• **TASK STATEMENT**
Find the string "JSON" in the records. Copy every line it appears in.

Stored data
-=-=-

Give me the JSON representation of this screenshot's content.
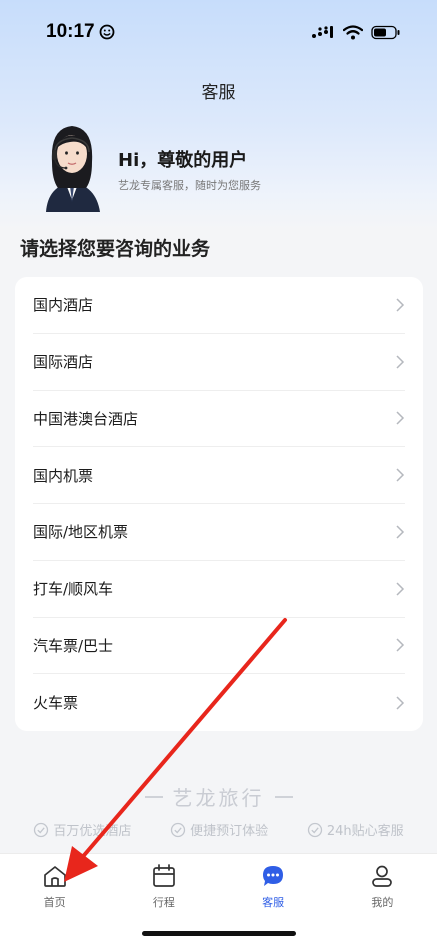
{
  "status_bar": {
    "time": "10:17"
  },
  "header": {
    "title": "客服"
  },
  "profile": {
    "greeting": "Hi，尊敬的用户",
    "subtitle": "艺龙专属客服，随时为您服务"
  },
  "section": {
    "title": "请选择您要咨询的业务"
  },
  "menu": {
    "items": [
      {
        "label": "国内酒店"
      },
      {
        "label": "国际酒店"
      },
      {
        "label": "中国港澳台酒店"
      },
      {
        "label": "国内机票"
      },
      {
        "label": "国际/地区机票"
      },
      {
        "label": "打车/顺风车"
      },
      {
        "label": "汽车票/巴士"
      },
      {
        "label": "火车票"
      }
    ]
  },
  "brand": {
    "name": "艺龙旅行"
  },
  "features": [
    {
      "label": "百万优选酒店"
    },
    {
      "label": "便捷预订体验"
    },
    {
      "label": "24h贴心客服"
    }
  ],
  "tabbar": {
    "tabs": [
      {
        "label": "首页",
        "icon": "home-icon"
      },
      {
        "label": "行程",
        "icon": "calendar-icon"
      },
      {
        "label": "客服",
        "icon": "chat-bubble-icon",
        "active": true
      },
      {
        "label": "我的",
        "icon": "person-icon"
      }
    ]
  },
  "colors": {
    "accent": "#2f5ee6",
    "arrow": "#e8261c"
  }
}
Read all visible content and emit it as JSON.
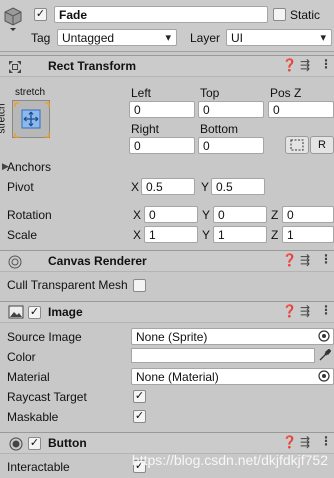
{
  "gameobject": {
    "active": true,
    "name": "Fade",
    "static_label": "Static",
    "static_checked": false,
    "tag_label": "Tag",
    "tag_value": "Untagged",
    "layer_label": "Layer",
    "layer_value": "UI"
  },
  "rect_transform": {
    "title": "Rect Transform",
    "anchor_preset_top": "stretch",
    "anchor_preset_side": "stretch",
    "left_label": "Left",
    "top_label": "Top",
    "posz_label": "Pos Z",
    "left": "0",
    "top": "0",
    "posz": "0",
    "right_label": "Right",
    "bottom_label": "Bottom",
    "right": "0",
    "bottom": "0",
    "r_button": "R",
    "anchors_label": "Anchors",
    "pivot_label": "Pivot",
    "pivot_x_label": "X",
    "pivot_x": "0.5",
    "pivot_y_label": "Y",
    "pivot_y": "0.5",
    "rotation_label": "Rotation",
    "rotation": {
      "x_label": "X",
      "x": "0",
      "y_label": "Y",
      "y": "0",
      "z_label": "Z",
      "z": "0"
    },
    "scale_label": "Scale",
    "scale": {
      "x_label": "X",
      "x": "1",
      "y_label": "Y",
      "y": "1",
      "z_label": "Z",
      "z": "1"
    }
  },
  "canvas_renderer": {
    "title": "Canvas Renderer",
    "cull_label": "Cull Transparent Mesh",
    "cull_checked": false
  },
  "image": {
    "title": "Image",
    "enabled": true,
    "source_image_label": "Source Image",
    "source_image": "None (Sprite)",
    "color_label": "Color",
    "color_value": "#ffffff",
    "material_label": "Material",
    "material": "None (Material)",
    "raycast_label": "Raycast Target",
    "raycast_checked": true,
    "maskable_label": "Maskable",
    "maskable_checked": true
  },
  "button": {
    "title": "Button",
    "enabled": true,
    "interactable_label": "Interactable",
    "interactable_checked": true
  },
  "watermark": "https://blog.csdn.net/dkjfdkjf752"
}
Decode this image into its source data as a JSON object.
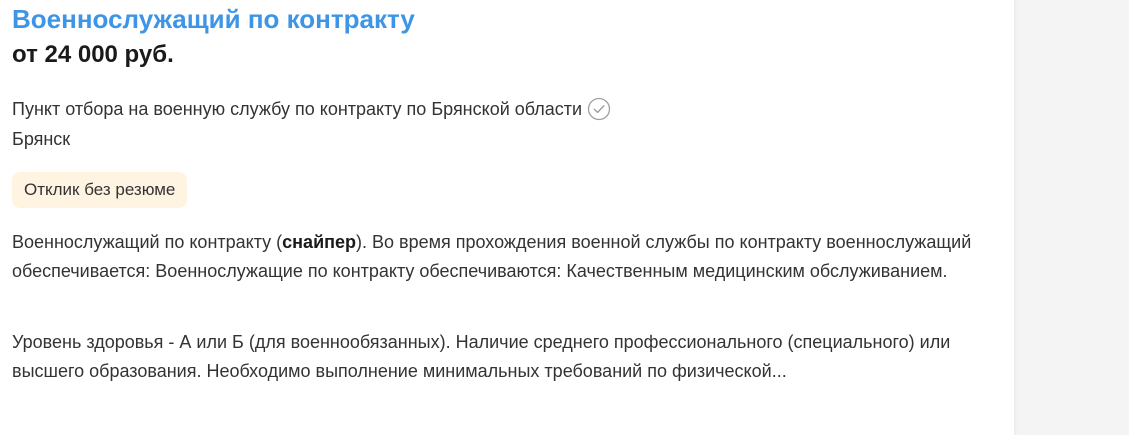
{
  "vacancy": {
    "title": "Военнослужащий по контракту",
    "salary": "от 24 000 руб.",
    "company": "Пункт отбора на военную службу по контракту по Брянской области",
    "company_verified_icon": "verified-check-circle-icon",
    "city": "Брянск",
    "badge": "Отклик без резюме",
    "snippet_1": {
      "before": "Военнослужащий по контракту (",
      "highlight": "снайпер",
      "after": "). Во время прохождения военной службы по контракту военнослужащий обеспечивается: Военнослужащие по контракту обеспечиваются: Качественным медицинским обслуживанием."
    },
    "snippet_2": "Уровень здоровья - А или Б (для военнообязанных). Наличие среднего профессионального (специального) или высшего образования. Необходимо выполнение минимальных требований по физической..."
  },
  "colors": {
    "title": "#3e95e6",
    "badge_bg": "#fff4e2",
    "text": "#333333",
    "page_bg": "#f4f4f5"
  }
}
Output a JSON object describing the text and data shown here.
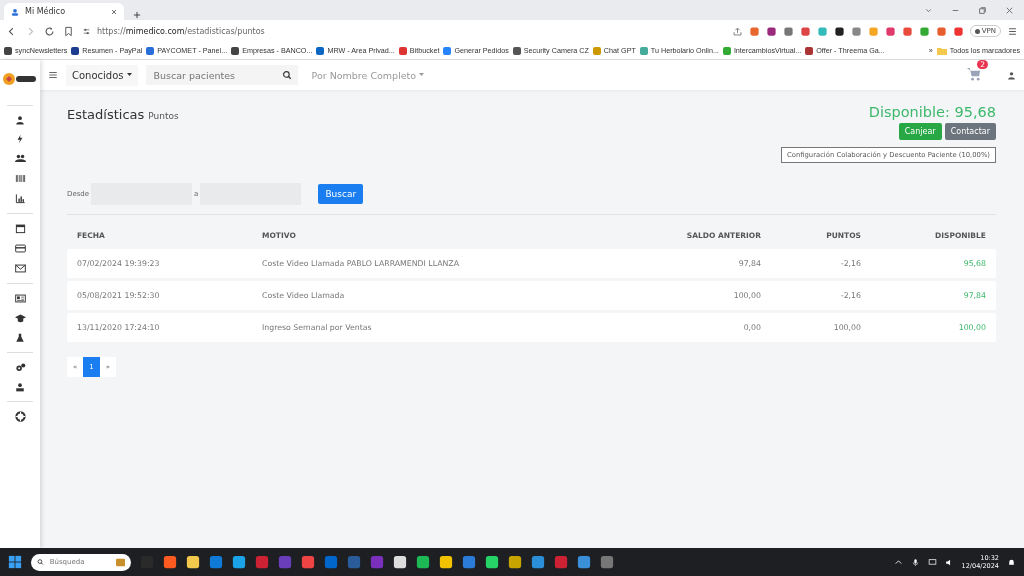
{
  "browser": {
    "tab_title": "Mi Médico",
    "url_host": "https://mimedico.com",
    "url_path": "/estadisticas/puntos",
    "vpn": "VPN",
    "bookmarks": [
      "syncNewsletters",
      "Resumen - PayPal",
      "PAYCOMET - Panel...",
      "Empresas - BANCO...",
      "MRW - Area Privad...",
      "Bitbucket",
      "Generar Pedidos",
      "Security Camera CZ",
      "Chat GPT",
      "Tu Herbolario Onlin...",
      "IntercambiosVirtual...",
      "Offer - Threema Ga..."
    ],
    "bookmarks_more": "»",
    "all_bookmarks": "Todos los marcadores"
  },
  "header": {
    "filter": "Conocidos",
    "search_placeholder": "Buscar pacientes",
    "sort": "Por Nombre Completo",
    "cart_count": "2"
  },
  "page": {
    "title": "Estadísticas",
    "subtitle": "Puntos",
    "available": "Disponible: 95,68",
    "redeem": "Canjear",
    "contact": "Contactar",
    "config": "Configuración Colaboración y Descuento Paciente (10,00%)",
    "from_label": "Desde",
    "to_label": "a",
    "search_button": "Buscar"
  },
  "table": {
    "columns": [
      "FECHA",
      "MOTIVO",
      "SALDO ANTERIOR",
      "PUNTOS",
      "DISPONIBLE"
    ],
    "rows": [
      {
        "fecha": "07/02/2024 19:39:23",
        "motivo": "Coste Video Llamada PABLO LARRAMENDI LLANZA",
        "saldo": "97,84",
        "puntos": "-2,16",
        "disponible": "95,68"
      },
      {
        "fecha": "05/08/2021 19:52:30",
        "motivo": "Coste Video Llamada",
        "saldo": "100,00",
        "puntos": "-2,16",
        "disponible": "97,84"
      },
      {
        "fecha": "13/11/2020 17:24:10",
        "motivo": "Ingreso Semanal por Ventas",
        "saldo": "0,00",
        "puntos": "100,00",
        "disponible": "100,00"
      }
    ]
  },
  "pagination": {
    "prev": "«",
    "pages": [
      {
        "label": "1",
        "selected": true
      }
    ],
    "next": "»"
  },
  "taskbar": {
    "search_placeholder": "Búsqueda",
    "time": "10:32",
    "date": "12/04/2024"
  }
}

-=-=-

• **FULL OUTPUT**
Give me the JSON representation of this screenshot's content.
Read all visible content and emit it as JSON.
Decode this image into its source data as a JSON object.
Output a JSON object describing the text and data shown here.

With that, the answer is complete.